━━ Input for this task
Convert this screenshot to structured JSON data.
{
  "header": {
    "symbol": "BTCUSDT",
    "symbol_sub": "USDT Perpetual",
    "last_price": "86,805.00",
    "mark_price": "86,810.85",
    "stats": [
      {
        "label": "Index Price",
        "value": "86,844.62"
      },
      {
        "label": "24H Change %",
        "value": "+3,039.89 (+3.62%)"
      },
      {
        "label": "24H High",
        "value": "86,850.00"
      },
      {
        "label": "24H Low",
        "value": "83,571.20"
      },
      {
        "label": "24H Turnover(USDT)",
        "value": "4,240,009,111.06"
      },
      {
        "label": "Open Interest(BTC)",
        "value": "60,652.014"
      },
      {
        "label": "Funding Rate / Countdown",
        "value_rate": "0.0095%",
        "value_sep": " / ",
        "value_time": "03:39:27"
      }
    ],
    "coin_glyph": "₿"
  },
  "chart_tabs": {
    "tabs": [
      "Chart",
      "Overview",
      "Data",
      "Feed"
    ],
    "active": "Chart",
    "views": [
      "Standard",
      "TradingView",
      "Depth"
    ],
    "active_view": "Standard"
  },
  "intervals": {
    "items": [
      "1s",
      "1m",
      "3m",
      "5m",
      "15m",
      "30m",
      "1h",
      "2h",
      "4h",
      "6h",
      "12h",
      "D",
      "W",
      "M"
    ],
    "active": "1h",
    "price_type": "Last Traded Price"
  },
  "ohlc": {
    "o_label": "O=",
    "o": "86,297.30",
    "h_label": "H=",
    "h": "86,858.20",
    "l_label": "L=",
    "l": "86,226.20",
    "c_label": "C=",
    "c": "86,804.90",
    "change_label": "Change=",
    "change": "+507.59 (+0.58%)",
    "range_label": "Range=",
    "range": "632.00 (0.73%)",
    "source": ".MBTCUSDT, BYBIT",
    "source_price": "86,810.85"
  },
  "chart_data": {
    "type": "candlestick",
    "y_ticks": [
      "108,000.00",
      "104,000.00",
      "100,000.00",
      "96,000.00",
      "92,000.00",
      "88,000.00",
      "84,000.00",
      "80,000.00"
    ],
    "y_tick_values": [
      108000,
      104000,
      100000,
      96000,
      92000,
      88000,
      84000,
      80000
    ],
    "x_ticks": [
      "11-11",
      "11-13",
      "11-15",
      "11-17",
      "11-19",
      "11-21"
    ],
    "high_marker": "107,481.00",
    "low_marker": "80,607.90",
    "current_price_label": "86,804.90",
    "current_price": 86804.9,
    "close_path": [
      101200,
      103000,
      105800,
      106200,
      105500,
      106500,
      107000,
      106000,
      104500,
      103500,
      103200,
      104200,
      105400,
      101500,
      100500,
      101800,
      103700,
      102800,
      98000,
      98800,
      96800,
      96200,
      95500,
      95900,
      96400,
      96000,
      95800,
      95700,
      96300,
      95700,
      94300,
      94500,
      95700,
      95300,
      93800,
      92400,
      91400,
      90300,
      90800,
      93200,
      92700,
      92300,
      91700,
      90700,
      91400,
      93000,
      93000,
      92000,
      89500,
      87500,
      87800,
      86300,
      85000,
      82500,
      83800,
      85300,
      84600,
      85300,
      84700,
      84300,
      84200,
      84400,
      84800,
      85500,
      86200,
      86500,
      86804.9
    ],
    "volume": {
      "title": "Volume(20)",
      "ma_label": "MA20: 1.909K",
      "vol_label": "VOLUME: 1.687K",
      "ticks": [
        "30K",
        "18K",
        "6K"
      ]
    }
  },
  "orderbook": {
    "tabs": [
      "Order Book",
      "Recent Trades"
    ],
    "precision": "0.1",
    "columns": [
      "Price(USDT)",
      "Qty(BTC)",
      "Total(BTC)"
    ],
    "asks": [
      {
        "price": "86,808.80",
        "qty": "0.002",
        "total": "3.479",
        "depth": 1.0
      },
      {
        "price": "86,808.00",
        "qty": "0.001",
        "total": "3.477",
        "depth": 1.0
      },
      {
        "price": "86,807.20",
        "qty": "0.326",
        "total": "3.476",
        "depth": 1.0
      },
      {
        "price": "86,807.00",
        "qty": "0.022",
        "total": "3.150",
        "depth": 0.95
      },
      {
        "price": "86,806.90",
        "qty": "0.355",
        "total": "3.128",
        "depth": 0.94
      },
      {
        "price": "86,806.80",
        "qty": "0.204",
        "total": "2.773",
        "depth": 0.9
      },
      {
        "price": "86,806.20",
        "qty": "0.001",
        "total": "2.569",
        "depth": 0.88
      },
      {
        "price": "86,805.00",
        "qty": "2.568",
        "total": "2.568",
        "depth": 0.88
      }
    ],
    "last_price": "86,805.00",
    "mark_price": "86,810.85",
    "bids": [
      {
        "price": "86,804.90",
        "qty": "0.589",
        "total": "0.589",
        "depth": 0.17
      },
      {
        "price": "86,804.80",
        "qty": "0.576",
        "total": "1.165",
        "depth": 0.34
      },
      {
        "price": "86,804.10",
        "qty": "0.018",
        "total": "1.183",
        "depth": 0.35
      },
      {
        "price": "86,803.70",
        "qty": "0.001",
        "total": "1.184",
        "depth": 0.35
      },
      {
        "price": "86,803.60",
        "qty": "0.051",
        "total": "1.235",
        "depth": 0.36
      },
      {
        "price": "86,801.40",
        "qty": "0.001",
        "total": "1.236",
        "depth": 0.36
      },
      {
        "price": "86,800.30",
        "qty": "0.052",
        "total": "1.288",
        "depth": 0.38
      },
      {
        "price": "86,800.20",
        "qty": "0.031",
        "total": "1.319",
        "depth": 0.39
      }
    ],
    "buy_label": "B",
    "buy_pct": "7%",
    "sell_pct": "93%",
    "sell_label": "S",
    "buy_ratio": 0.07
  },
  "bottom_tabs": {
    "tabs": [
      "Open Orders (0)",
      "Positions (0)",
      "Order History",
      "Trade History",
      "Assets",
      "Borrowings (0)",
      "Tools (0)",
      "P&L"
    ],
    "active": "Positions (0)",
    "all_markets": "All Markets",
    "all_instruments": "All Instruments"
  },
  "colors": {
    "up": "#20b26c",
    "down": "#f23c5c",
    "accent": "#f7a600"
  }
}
━━━━
_Exercise goal_: The records above must be output exactly, in full.

_Output of the exercise_:
Convert this screenshot to structured JSON data.
{
  "header": {
    "symbol": "BTCUSDT",
    "symbol_sub": "USDT Perpetual",
    "last_price": "86,805.00",
    "mark_price": "86,810.85",
    "stats": [
      {
        "label": "Index Price",
        "value": "86,844.62"
      },
      {
        "label": "24H Change %",
        "value": "+3,039.89 (+3.62%)"
      },
      {
        "label": "24H High",
        "value": "86,850.00"
      },
      {
        "label": "24H Low",
        "value": "83,571.20"
      },
      {
        "label": "24H Turnover(USDT)",
        "value": "4,240,009,111.06"
      },
      {
        "label": "Open Interest(BTC)",
        "value": "60,652.014"
      },
      {
        "label": "Funding Rate / Countdown",
        "value_rate": "0.0095%",
        "value_sep": " / ",
        "value_time": "03:39:27"
      }
    ],
    "coin_glyph": "₿"
  },
  "chart_tabs": {
    "tabs": [
      "Chart",
      "Overview",
      "Data",
      "Feed"
    ],
    "active": "Chart",
    "views": [
      "Standard",
      "TradingView",
      "Depth"
    ],
    "active_view": "Standard"
  },
  "intervals": {
    "items": [
      "1s",
      "1m",
      "3m",
      "5m",
      "15m",
      "30m",
      "1h",
      "2h",
      "4h",
      "6h",
      "12h",
      "D",
      "W",
      "M"
    ],
    "active": "1h",
    "price_type": "Last Traded Price"
  },
  "ohlc": {
    "o_label": "O=",
    "o": "86,297.30",
    "h_label": "H=",
    "h": "86,858.20",
    "l_label": "L=",
    "l": "86,226.20",
    "c_label": "C=",
    "c": "86,804.90",
    "change_label": "Change=",
    "change": "+507.59 (+0.58%)",
    "range_label": "Range=",
    "range": "632.00 (0.73%)",
    "source": ".MBTCUSDT, BYBIT",
    "source_price": "86,810.85"
  },
  "chart_data": {
    "type": "candlestick",
    "y_ticks": [
      "108,000.00",
      "104,000.00",
      "100,000.00",
      "96,000.00",
      "92,000.00",
      "88,000.00",
      "84,000.00",
      "80,000.00"
    ],
    "y_tick_values": [
      108000,
      104000,
      100000,
      96000,
      92000,
      88000,
      84000,
      80000
    ],
    "x_ticks": [
      "11-11",
      "11-13",
      "11-15",
      "11-17",
      "11-19",
      "11-21"
    ],
    "high_marker": "107,481.00",
    "low_marker": "80,607.90",
    "current_price_label": "86,804.90",
    "current_price": 86804.9,
    "close_path": [
      101200,
      103000,
      105800,
      106200,
      105500,
      106500,
      107000,
      106000,
      104500,
      103500,
      103200,
      104200,
      105400,
      101500,
      100500,
      101800,
      103700,
      102800,
      98000,
      98800,
      96800,
      96200,
      95500,
      95900,
      96400,
      96000,
      95800,
      95700,
      96300,
      95700,
      94300,
      94500,
      95700,
      95300,
      93800,
      92400,
      91400,
      90300,
      90800,
      93200,
      92700,
      92300,
      91700,
      90700,
      91400,
      93000,
      93000,
      92000,
      89500,
      87500,
      87800,
      86300,
      85000,
      82500,
      83800,
      85300,
      84600,
      85300,
      84700,
      84300,
      84200,
      84400,
      84800,
      85500,
      86200,
      86500,
      86804.9
    ],
    "volume": {
      "title": "Volume(20)",
      "ma_label": "MA20: 1.909K",
      "vol_label": "VOLUME: 1.687K",
      "ticks": [
        "30K",
        "18K",
        "6K"
      ]
    }
  },
  "orderbook": {
    "tabs": [
      "Order Book",
      "Recent Trades"
    ],
    "precision": "0.1",
    "columns": [
      "Price(USDT)",
      "Qty(BTC)",
      "Total(BTC)"
    ],
    "asks": [
      {
        "price": "86,808.80",
        "qty": "0.002",
        "total": "3.479",
        "depth": 1.0
      },
      {
        "price": "86,808.00",
        "qty": "0.001",
        "total": "3.477",
        "depth": 1.0
      },
      {
        "price": "86,807.20",
        "qty": "0.326",
        "total": "3.476",
        "depth": 1.0
      },
      {
        "price": "86,807.00",
        "qty": "0.022",
        "total": "3.150",
        "depth": 0.95
      },
      {
        "price": "86,806.90",
        "qty": "0.355",
        "total": "3.128",
        "depth": 0.94
      },
      {
        "price": "86,806.80",
        "qty": "0.204",
        "total": "2.773",
        "depth": 0.9
      },
      {
        "price": "86,806.20",
        "qty": "0.001",
        "total": "2.569",
        "depth": 0.88
      },
      {
        "price": "86,805.00",
        "qty": "2.568",
        "total": "2.568",
        "depth": 0.88
      }
    ],
    "last_price": "86,805.00",
    "mark_price": "86,810.85",
    "bids": [
      {
        "price": "86,804.90",
        "qty": "0.589",
        "total": "0.589",
        "depth": 0.17
      },
      {
        "price": "86,804.80",
        "qty": "0.576",
        "total": "1.165",
        "depth": 0.34
      },
      {
        "price": "86,804.10",
        "qty": "0.018",
        "total": "1.183",
        "depth": 0.35
      },
      {
        "price": "86,803.70",
        "qty": "0.001",
        "total": "1.184",
        "depth": 0.35
      },
      {
        "price": "86,803.60",
        "qty": "0.051",
        "total": "1.235",
        "depth": 0.36
      },
      {
        "price": "86,801.40",
        "qty": "0.001",
        "total": "1.236",
        "depth": 0.36
      },
      {
        "price": "86,800.30",
        "qty": "0.052",
        "total": "1.288",
        "depth": 0.38
      },
      {
        "price": "86,800.20",
        "qty": "0.031",
        "total": "1.319",
        "depth": 0.39
      }
    ],
    "buy_label": "B",
    "buy_pct": "7%",
    "sell_pct": "93%",
    "sell_label": "S",
    "buy_ratio": 0.07
  },
  "bottom_tabs": {
    "tabs": [
      "Open Orders (0)",
      "Positions (0)",
      "Order History",
      "Trade History",
      "Assets",
      "Borrowings (0)",
      "Tools (0)",
      "P&L"
    ],
    "active": "Positions (0)",
    "all_markets": "All Markets",
    "all_instruments": "All Instruments"
  },
  "colors": {
    "up": "#20b26c",
    "down": "#f23c5c",
    "accent": "#f7a600"
  }
}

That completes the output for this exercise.